TASK TO COMPLETE:
Copy out all the lines in the records that include the word "PARTNERI".

## START RECORD LIST

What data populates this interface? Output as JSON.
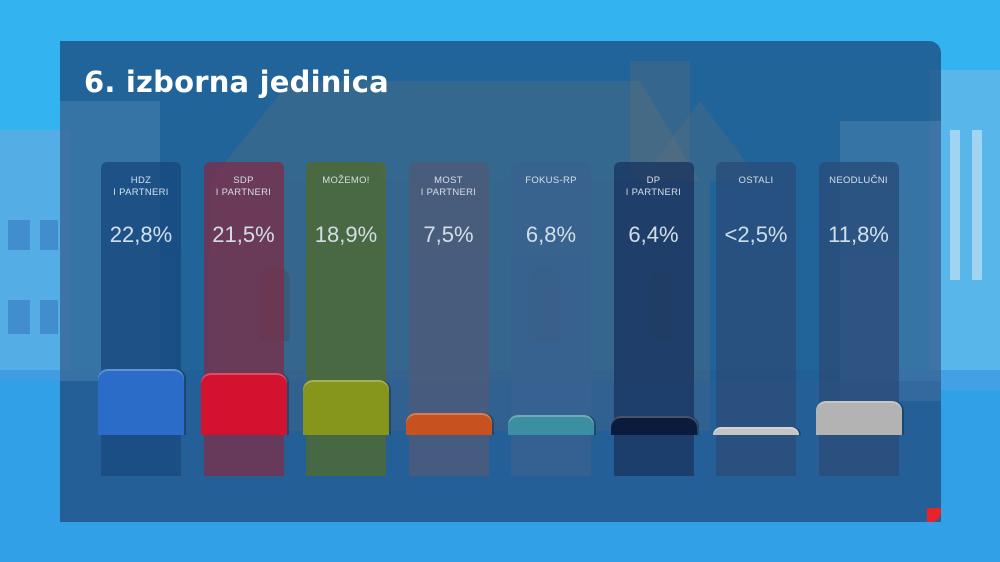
{
  "title": "6. izborna jedinica",
  "chart_data": {
    "type": "bar",
    "title": "6. izborna jedinica",
    "categories": [
      "HDZ\nI PARTNERI",
      "SDP\nI PARTNERI",
      "MOŽEMO!",
      "MOST\nI PARTNERI",
      "FOKUS-RP",
      "DP\nI PARTNERI",
      "OSTALI",
      "NEODLUČNI"
    ],
    "value_labels": [
      "22,8%",
      "21,5%",
      "18,9%",
      "7,5%",
      "6,8%",
      "6,4%",
      "<2,5%",
      "11,8%"
    ],
    "values": [
      22.8,
      21.5,
      18.9,
      7.5,
      6.8,
      6.4,
      2.5,
      11.8
    ],
    "colors": [
      "#2c6cc9",
      "#d31230",
      "#86961a",
      "#c8521f",
      "#3c8fa1",
      "#0b1b3c",
      "#c4c4c4",
      "#b3b3b3"
    ],
    "column_colors": [
      "#17497f",
      "#7a2e4a",
      "#4f6a2e",
      "#4e5a78",
      "#38628f",
      "#1a3560",
      "#2a4c79",
      "#2a4c79"
    ],
    "xlabel": "",
    "ylabel": "",
    "grid": false,
    "legend": "none"
  }
}
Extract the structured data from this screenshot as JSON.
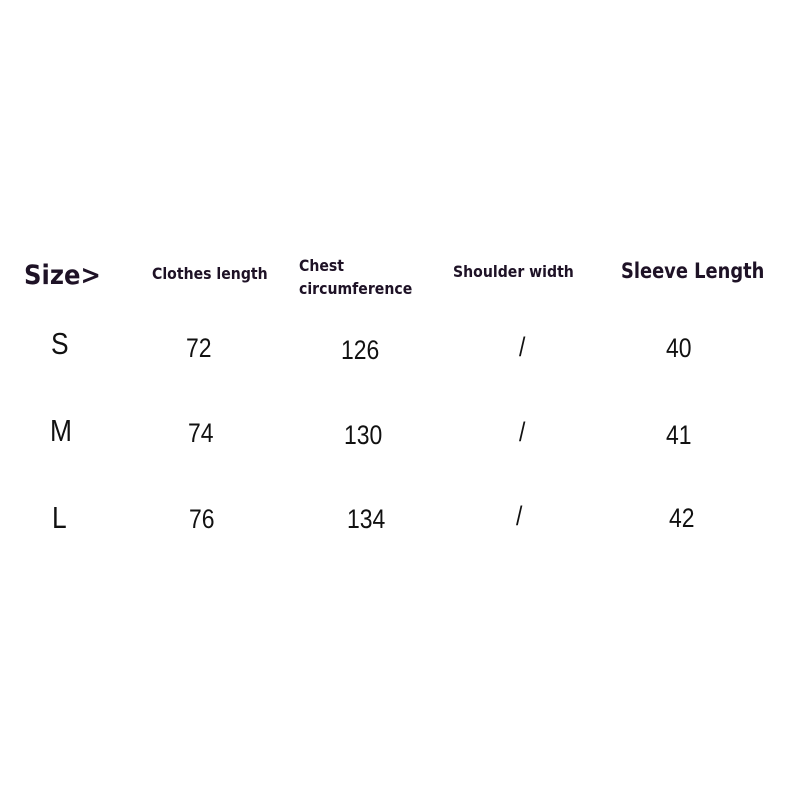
{
  "table": {
    "headers": {
      "size": "Size>",
      "clothes_length": "Clothes length",
      "chest_line1": "Chest",
      "chest_line2": "circumference",
      "shoulder_width": "Shoulder width",
      "sleeve_length": "Sleeve Length"
    },
    "rows": [
      {
        "size": "S",
        "clothes_length": "72",
        "chest": "126",
        "shoulder": "/",
        "sleeve": "40"
      },
      {
        "size": "M",
        "clothes_length": "74",
        "chest": "130",
        "shoulder": "/",
        "sleeve": "41"
      },
      {
        "size": "L",
        "clothes_length": "76",
        "chest": "134",
        "shoulder": "/",
        "sleeve": "42"
      }
    ]
  }
}
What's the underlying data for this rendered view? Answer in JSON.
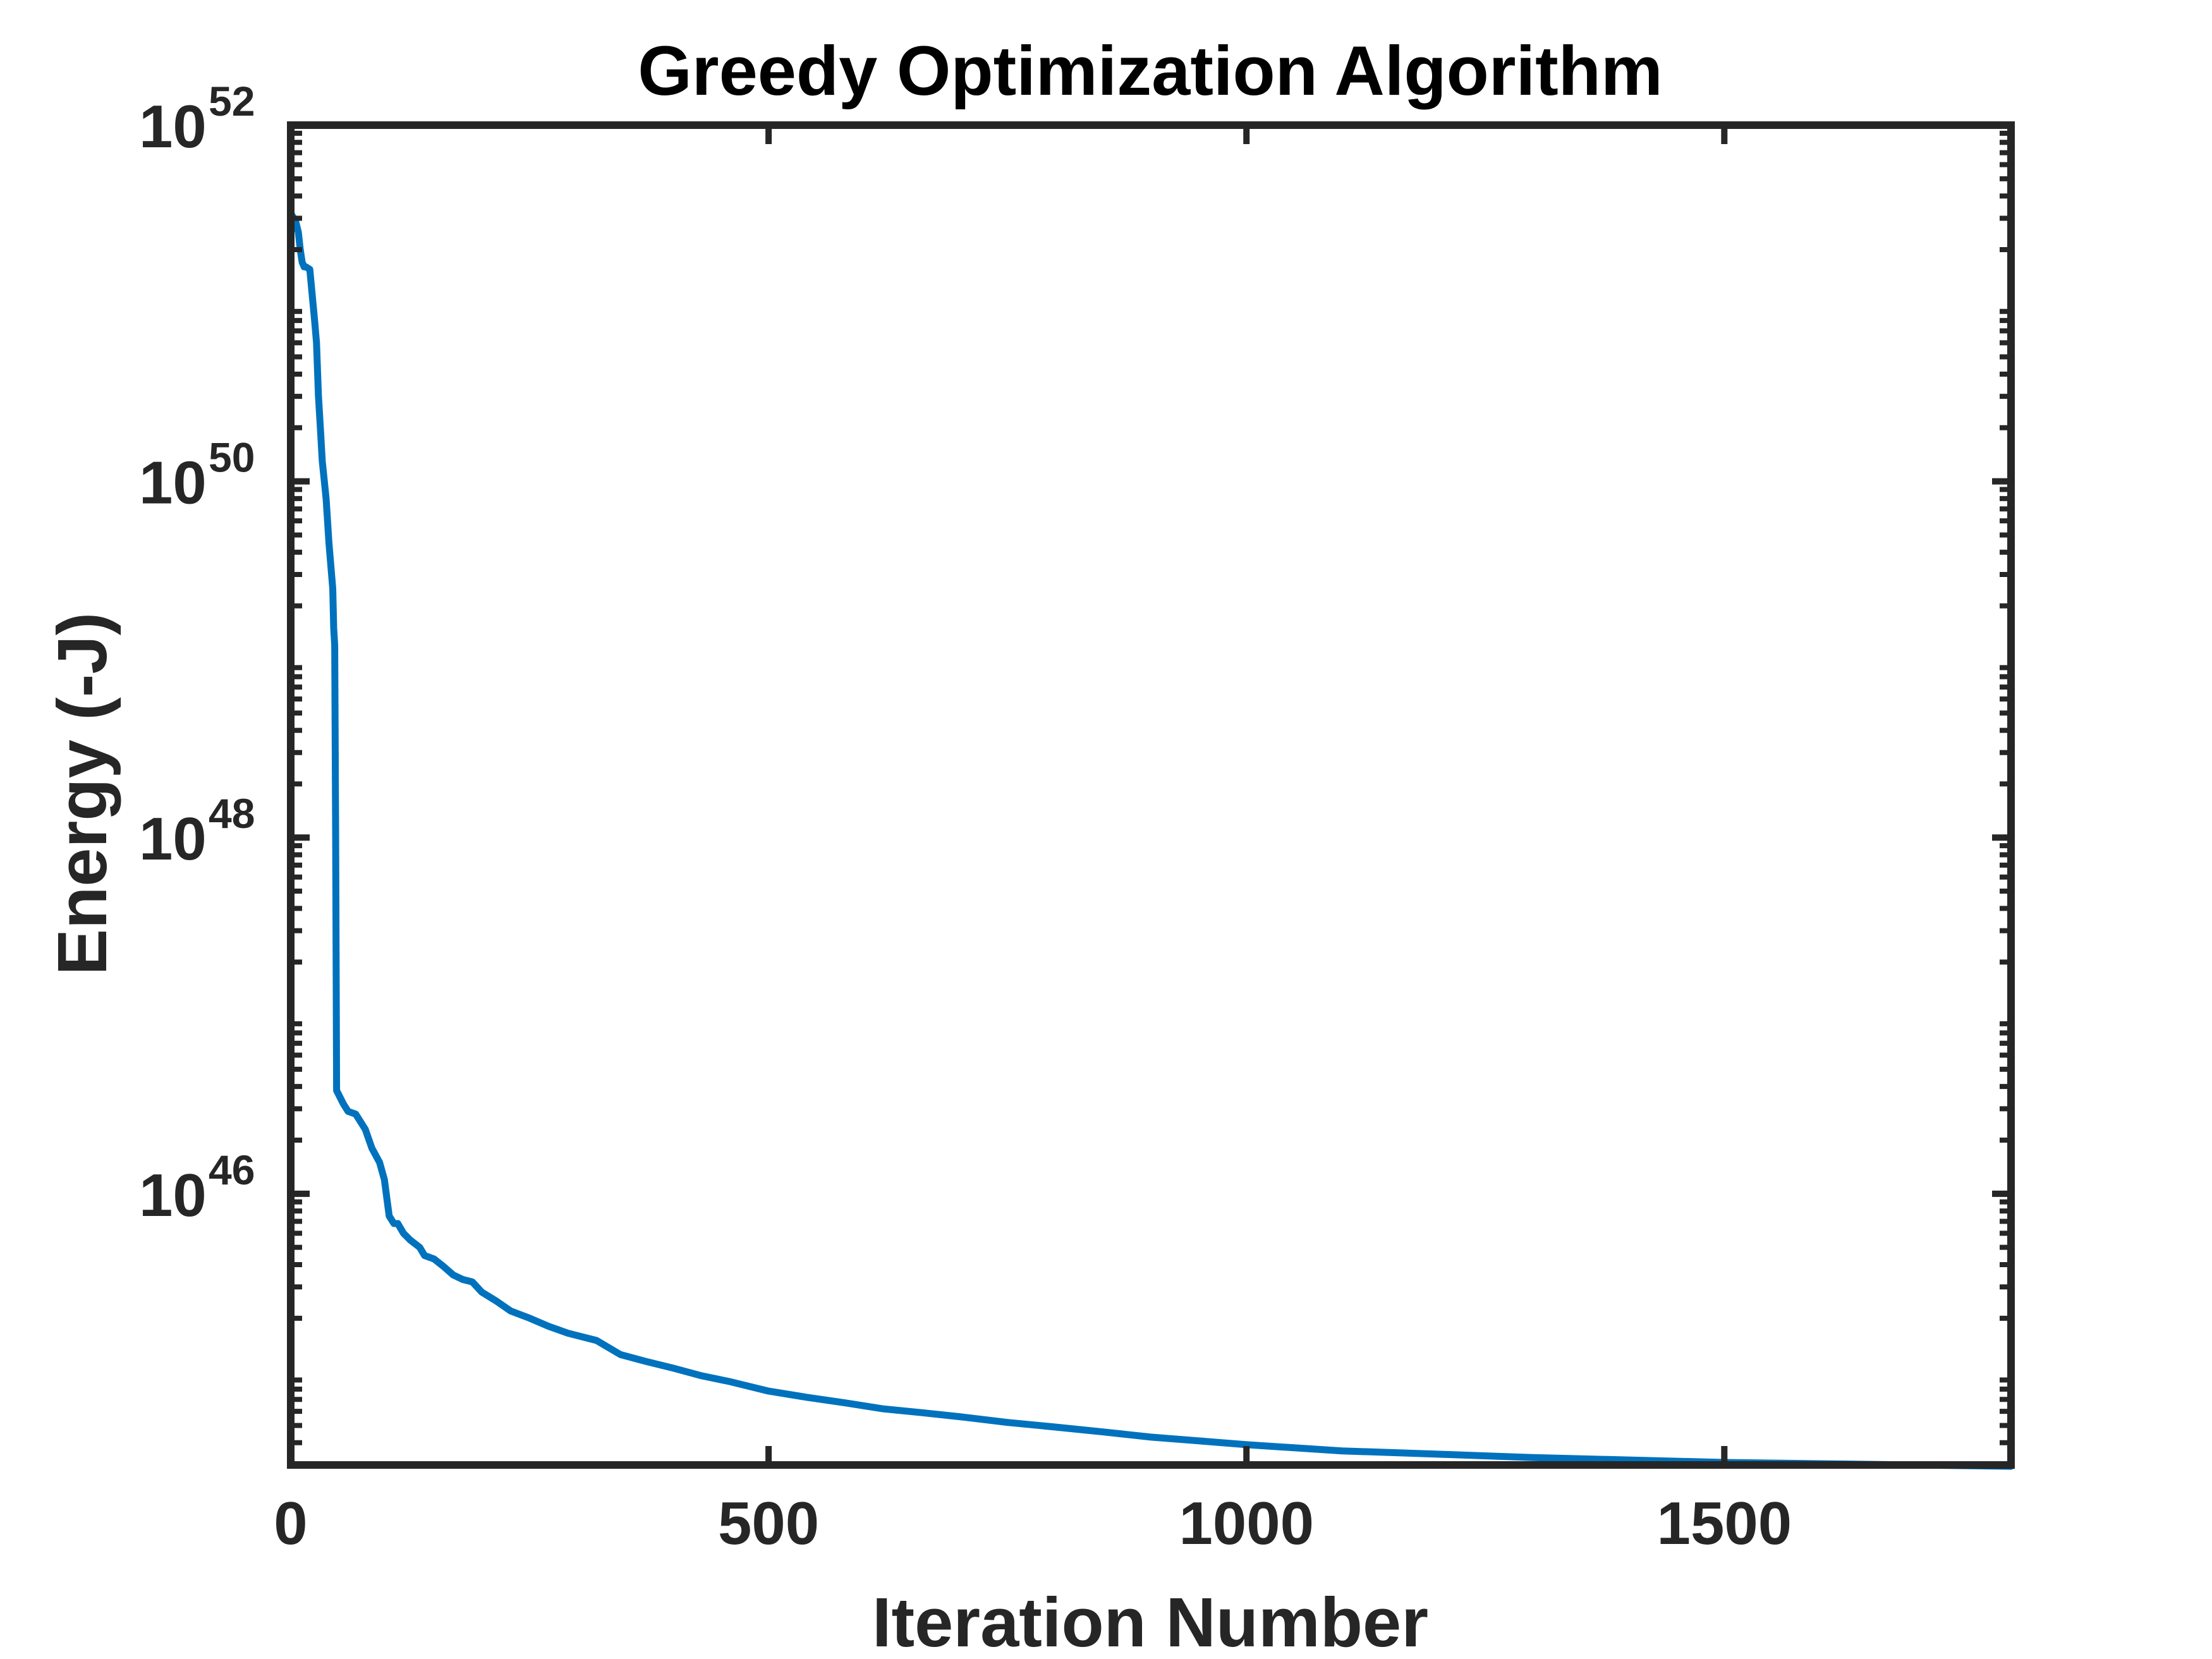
{
  "chart_data": {
    "type": "line",
    "title": "Greedy Optimization Algorithm",
    "xlabel": "Iteration Number",
    "ylabel": "Energy (-J)",
    "x_scale": "linear",
    "y_scale": "log",
    "xlim": [
      0,
      1800
    ],
    "ylim": [
      3e+44,
      1e+52
    ],
    "x_ticks": [
      {
        "value": 0,
        "label": "0"
      },
      {
        "value": 500,
        "label": "500"
      },
      {
        "value": 1000,
        "label": "1000"
      },
      {
        "value": 1500,
        "label": "1500"
      }
    ],
    "y_ticks": [
      {
        "value": 46,
        "base": "10",
        "exponent": "46"
      },
      {
        "value": 48,
        "base": "10",
        "exponent": "48"
      },
      {
        "value": 50,
        "base": "10",
        "exponent": "50"
      },
      {
        "value": 52,
        "base": "10",
        "exponent": "52"
      }
    ],
    "grid": false,
    "box": true,
    "series": [
      {
        "color": "#0072BD",
        "x": [
          0,
          5,
          8,
          10,
          12,
          14,
          16,
          20,
          25,
          27,
          29,
          31,
          33,
          37,
          40,
          44,
          45,
          46,
          47,
          48,
          55,
          60,
          68,
          78,
          85,
          93,
          98,
          103,
          108,
          112,
          118,
          125,
          135,
          140,
          150,
          160,
          170,
          180,
          190,
          200,
          215,
          230,
          250,
          270,
          290,
          320,
          345,
          370,
          400,
          430,
          460,
          500,
          540,
          580,
          620,
          660,
          700,
          750,
          800,
          850,
          900,
          950,
          1000,
          1100,
          1200,
          1300,
          1400,
          1500,
          1600,
          1700,
          1800
        ],
        "y": [
          3.2e+51,
          2.9e+51,
          2.5e+51,
          2e+51,
          1.7e+51,
          1.6e+51,
          1.6e+51,
          1.55e+51,
          8e+50,
          6e+50,
          3e+50,
          2e+50,
          1.3e+50,
          8e+49,
          4.5e+49,
          2.5e+49,
          1.5e+49,
          1.2e+49,
          1e+48,
          3.8e+46,
          3.2e+46,
          2.9e+46,
          2.8e+46,
          2.3e+46,
          1.8e+46,
          1.5e+46,
          1.2e+46,
          7.5e+45,
          6.8e+45,
          6.8e+45,
          6e+45,
          5.5e+45,
          5e+45,
          4.5e+45,
          4.3e+45,
          3.9e+45,
          3.5e+45,
          3.3e+45,
          3.2e+45,
          2.8e+45,
          2.5e+45,
          2.2e+45,
          2e+45,
          1.8e+45,
          1.65e+45,
          1.5e+45,
          1.25e+45,
          1.15e+45,
          1.05e+45,
          9.5e+44,
          8.8e+44,
          7.8e+44,
          7.2e+44,
          6.7e+44,
          6.2e+44,
          5.9e+44,
          5.6e+44,
          5.2e+44,
          4.9e+44,
          4.6e+44,
          4.3e+44,
          4.1e+44,
          3.9e+44,
          3.6e+44,
          3.45e+44,
          3.3e+44,
          3.2e+44,
          3.1e+44,
          3.05e+44,
          3e+44,
          2.95e+44
        ]
      }
    ]
  }
}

## END RECORD LIST

ANSWER FOR THE TASK:
      "HDZ\nI PARTNERI",
      "SDP\nI PARTNERI",
      "MOST\nI PARTNERI",
      "DP\nI PARTNERI",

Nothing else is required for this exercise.